[Records from a collection]

-=-=-

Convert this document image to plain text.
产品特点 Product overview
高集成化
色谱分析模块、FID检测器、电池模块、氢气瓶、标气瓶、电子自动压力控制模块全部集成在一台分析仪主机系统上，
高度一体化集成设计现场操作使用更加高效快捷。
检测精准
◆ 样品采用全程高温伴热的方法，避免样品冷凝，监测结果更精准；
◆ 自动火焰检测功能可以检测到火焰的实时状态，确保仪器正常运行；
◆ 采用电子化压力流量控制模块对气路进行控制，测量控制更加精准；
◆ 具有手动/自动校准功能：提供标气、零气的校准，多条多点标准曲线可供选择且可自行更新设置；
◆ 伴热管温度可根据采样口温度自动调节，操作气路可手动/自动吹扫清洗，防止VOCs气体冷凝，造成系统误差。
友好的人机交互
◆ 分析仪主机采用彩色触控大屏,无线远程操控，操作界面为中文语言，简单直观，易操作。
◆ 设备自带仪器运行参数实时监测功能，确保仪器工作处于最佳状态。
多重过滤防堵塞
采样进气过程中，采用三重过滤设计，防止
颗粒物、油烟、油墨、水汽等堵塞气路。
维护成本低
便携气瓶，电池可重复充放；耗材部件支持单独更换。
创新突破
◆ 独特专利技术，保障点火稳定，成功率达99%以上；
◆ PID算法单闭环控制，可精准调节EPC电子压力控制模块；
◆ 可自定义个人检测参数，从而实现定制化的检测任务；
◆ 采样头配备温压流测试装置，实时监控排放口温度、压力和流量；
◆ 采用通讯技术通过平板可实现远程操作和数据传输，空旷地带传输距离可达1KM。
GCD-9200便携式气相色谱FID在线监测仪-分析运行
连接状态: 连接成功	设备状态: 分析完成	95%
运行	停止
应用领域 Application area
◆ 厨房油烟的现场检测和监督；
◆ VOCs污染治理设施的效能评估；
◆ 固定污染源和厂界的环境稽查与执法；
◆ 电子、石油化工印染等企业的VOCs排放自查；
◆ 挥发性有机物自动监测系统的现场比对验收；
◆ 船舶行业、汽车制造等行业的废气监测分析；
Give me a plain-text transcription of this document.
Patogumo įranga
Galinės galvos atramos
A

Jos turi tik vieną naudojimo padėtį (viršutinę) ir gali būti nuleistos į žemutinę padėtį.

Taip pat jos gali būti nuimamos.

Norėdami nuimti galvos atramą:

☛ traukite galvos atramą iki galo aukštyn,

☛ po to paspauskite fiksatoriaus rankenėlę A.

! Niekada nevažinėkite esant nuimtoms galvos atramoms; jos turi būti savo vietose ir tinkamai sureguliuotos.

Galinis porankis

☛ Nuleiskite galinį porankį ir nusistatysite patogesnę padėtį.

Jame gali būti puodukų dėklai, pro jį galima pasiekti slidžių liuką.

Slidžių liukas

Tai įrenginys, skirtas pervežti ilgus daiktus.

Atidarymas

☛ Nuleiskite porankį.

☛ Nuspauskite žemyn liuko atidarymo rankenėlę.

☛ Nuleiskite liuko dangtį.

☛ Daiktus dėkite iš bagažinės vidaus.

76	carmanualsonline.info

-=-=-

| GIVEN PROBLEM |
Which lines contain "turi"? Copy each of them out.

| OUTPUT OF THE EXERCISE |
Jos turi tik vieną naudojimo padėtį (viršutinę) ir gali būti nuleistos į žemutinę padėtį.
! Niekada nevažinėkite esant nuimtoms galvos atramoms; jos turi būti savo vietose ir tinkamai sureguliuotos.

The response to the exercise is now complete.